** BEGIN Data extract **

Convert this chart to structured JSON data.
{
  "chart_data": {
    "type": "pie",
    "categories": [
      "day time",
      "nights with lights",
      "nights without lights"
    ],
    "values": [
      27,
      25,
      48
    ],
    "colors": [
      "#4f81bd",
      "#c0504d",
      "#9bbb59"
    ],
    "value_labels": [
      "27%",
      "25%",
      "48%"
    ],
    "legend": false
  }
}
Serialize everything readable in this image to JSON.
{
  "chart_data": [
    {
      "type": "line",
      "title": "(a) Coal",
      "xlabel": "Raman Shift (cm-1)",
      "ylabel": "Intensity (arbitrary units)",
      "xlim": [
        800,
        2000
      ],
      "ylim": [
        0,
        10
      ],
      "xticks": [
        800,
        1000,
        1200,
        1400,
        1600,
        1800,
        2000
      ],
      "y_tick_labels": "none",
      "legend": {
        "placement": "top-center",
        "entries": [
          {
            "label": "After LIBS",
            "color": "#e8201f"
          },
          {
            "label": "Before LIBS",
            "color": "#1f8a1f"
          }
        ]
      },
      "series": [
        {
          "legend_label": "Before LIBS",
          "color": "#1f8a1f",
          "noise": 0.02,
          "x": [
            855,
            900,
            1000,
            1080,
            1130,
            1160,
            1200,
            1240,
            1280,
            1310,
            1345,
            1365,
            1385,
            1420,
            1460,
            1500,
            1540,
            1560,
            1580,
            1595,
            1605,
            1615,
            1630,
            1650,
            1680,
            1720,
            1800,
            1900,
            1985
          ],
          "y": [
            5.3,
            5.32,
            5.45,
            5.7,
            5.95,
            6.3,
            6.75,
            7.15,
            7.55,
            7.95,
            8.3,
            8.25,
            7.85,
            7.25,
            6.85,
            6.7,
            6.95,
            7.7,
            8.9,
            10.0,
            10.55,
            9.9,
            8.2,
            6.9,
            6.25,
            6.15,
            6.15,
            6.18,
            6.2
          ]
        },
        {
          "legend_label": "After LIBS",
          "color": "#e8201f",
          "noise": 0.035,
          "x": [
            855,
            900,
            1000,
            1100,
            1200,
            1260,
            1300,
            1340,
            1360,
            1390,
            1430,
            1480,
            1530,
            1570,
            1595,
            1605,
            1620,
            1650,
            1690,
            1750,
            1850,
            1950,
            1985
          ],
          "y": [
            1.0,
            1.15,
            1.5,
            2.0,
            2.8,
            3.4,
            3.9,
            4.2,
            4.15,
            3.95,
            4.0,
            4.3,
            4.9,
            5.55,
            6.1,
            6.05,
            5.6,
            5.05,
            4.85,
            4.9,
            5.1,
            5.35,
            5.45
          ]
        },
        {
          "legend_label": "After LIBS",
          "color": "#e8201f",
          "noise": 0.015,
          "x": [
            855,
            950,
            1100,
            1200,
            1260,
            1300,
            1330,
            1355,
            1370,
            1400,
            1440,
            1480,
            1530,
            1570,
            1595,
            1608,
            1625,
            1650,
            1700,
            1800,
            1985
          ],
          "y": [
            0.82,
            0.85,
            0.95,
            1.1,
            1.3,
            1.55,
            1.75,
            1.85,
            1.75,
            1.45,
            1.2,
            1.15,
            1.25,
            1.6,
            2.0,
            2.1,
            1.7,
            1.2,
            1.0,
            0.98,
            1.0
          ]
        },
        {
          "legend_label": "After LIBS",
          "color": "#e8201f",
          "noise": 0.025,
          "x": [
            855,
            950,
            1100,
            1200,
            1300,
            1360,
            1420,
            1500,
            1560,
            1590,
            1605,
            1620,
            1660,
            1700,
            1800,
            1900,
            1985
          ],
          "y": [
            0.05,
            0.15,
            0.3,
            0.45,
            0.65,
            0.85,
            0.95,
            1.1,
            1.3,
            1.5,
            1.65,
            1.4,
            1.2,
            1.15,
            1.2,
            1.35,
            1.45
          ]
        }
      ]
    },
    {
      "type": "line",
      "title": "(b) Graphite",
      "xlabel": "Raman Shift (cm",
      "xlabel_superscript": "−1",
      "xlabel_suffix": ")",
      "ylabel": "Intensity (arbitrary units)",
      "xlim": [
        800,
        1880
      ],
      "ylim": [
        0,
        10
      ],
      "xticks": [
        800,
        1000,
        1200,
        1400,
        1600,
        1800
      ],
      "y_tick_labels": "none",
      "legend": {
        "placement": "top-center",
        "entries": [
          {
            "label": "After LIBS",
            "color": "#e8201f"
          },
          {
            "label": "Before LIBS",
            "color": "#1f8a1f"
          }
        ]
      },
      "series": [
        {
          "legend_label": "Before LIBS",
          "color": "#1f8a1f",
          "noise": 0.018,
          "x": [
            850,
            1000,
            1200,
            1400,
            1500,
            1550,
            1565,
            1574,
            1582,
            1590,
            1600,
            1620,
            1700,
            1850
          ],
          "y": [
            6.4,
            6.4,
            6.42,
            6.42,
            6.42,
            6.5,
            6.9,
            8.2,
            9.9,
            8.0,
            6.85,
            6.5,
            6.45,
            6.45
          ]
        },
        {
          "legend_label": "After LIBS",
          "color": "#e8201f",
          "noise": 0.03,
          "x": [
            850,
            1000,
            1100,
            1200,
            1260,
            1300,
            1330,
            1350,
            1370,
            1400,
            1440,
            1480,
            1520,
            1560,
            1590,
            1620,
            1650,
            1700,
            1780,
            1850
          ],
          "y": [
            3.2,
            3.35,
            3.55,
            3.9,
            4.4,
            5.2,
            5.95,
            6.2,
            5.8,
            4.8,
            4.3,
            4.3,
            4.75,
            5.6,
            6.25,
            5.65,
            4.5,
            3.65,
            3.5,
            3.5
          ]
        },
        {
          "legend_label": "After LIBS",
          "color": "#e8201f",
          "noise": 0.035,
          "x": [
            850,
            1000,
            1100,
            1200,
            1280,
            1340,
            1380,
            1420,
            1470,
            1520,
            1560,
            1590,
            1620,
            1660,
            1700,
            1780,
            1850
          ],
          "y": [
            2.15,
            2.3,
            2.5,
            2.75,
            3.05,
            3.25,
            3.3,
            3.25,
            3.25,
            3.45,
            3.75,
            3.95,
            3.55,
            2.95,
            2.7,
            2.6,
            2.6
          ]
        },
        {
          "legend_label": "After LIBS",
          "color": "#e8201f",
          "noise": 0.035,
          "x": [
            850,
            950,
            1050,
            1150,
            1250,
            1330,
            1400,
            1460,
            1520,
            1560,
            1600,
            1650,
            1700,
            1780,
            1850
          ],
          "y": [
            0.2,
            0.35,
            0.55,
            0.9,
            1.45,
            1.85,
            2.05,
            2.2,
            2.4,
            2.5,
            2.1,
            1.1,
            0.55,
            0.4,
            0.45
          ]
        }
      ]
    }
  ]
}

** END Data extract **

Task objective -
Reproduce the listing above verbatim, from first line to last.

Task answer -
Convert this chart to structured JSON data.
{
  "chart_data": {
    "type": "pie",
    "categories": [
      "day time",
      "nights with lights",
      "nights without lights"
    ],
    "values": [
      27,
      25,
      48
    ],
    "colors": [
      "#4f81bd",
      "#c0504d",
      "#9bbb59"
    ],
    "value_labels": [
      "27%",
      "25%",
      "48%"
    ],
    "legend": false
  }
}
Serialize everything readable in this image to JSON.
{
  "chart_data": [
    {
      "type": "line",
      "title": "(a) Coal",
      "xlabel": "Raman Shift (cm-1)",
      "ylabel": "Intensity (arbitrary units)",
      "xlim": [
        800,
        2000
      ],
      "ylim": [
        0,
        10
      ],
      "xticks": [
        800,
        1000,
        1200,
        1400,
        1600,
        1800,
        2000
      ],
      "y_tick_labels": "none",
      "legend": {
        "placement": "top-center",
        "entries": [
          {
            "label": "After LIBS",
            "color": "#e8201f"
          },
          {
            "label": "Before LIBS",
            "color": "#1f8a1f"
          }
        ]
      },
      "series": [
        {
          "legend_label": "Before LIBS",
          "color": "#1f8a1f",
          "noise": 0.02,
          "x": [
            855,
            900,
            1000,
            1080,
            1130,
            1160,
            1200,
            1240,
            1280,
            1310,
            1345,
            1365,
            1385,
            1420,
            1460,
            1500,
            1540,
            1560,
            1580,
            1595,
            1605,
            1615,
            1630,
            1650,
            1680,
            1720,
            1800,
            1900,
            1985
          ],
          "y": [
            5.3,
            5.32,
            5.45,
            5.7,
            5.95,
            6.3,
            6.75,
            7.15,
            7.55,
            7.95,
            8.3,
            8.25,
            7.85,
            7.25,
            6.85,
            6.7,
            6.95,
            7.7,
            8.9,
            10.0,
            10.55,
            9.9,
            8.2,
            6.9,
            6.25,
            6.15,
            6.15,
            6.18,
            6.2
          ]
        },
        {
          "legend_label": "After LIBS",
          "color": "#e8201f",
          "noise": 0.035,
          "x": [
            855,
            900,
            1000,
            1100,
            1200,
            1260,
            1300,
            1340,
            1360,
            1390,
            1430,
            1480,
            1530,
            1570,
            1595,
            1605,
            1620,
            1650,
            1690,
            1750,
            1850,
            1950,
            1985
          ],
          "y": [
            1.0,
            1.15,
            1.5,
            2.0,
            2.8,
            3.4,
            3.9,
            4.2,
            4.15,
            3.95,
            4.0,
            4.3,
            4.9,
            5.55,
            6.1,
            6.05,
            5.6,
            5.05,
            4.85,
            4.9,
            5.1,
            5.35,
            5.45
          ]
        },
        {
          "legend_label": "After LIBS",
          "color": "#e8201f",
          "noise": 0.015,
          "x": [
            855,
            950,
            1100,
            1200,
            1260,
            1300,
            1330,
            1355,
            1370,
            1400,
            1440,
            1480,
            1530,
            1570,
            1595,
            1608,
            1625,
            1650,
            1700,
            1800,
            1985
          ],
          "y": [
            0.82,
            0.85,
            0.95,
            1.1,
            1.3,
            1.55,
            1.75,
            1.85,
            1.75,
            1.45,
            1.2,
            1.15,
            1.25,
            1.6,
            2.0,
            2.1,
            1.7,
            1.2,
            1.0,
            0.98,
            1.0
          ]
        },
        {
          "legend_label": "After LIBS",
          "color": "#e8201f",
          "noise": 0.025,
          "x": [
            855,
            950,
            1100,
            1200,
            1300,
            1360,
            1420,
            1500,
            1560,
            1590,
            1605,
            1620,
            1660,
            1700,
            1800,
            1900,
            1985
          ],
          "y": [
            0.05,
            0.15,
            0.3,
            0.45,
            0.65,
            0.85,
            0.95,
            1.1,
            1.3,
            1.5,
            1.65,
            1.4,
            1.2,
            1.15,
            1.2,
            1.35,
            1.45
          ]
        }
      ]
    },
    {
      "type": "line",
      "title": "(b) Graphite",
      "xlabel": "Raman Shift (cm",
      "xlabel_superscript": "−1",
      "xlabel_suffix": ")",
      "ylabel": "Intensity (arbitrary units)",
      "xlim": [
        800,
        1880
      ],
      "ylim": [
        0,
        10
      ],
      "xticks": [
        800,
        1000,
        1200,
        1400,
        1600,
        1800
      ],
      "y_tick_labels": "none",
      "legend": {
        "placement": "top-center",
        "entries": [
          {
            "label": "After LIBS",
            "color": "#e8201f"
          },
          {
            "label": "Before LIBS",
            "color": "#1f8a1f"
          }
        ]
      },
      "series": [
        {
          "legend_label": "Before LIBS",
          "color": "#1f8a1f",
          "noise": 0.018,
          "x": [
            850,
            1000,
            1200,
            1400,
            1500,
            1550,
            1565,
            1574,
            1582,
            1590,
            1600,
            1620,
            1700,
            1850
          ],
          "y": [
            6.4,
            6.4,
            6.42,
            6.42,
            6.42,
            6.5,
            6.9,
            8.2,
            9.9,
            8.0,
            6.85,
            6.5,
            6.45,
            6.45
          ]
        },
        {
          "legend_label": "After LIBS",
          "color": "#e8201f",
          "noise": 0.03,
          "x": [
            850,
            1000,
            1100,
            1200,
            1260,
            1300,
            1330,
            1350,
            1370,
            1400,
            1440,
            1480,
            1520,
            1560,
            1590,
            1620,
            1650,
            1700,
            1780,
            1850
          ],
          "y": [
            3.2,
            3.35,
            3.55,
            3.9,
            4.4,
            5.2,
            5.95,
            6.2,
            5.8,
            4.8,
            4.3,
            4.3,
            4.75,
            5.6,
            6.25,
            5.65,
            4.5,
            3.65,
            3.5,
            3.5
          ]
        },
        {
          "legend_label": "After LIBS",
          "color": "#e8201f",
          "noise": 0.035,
          "x": [
            850,
            1000,
            1100,
            1200,
            1280,
            1340,
            1380,
            1420,
            1470,
            1520,
            1560,
            1590,
            1620,
            1660,
            1700,
            1780,
            1850
          ],
          "y": [
            2.15,
            2.3,
            2.5,
            2.75,
            3.05,
            3.25,
            3.3,
            3.25,
            3.25,
            3.45,
            3.75,
            3.95,
            3.55,
            2.95,
            2.7,
            2.6,
            2.6
          ]
        },
        {
          "legend_label": "After LIBS",
          "color": "#e8201f",
          "noise": 0.035,
          "x": [
            850,
            950,
            1050,
            1150,
            1250,
            1330,
            1400,
            1460,
            1520,
            1560,
            1600,
            1650,
            1700,
            1780,
            1850
          ],
          "y": [
            0.2,
            0.35,
            0.55,
            0.9,
            1.45,
            1.85,
            2.05,
            2.2,
            2.4,
            2.5,
            2.1,
            1.1,
            0.55,
            0.4,
            0.45
          ]
        }
      ]
    }
  ]
}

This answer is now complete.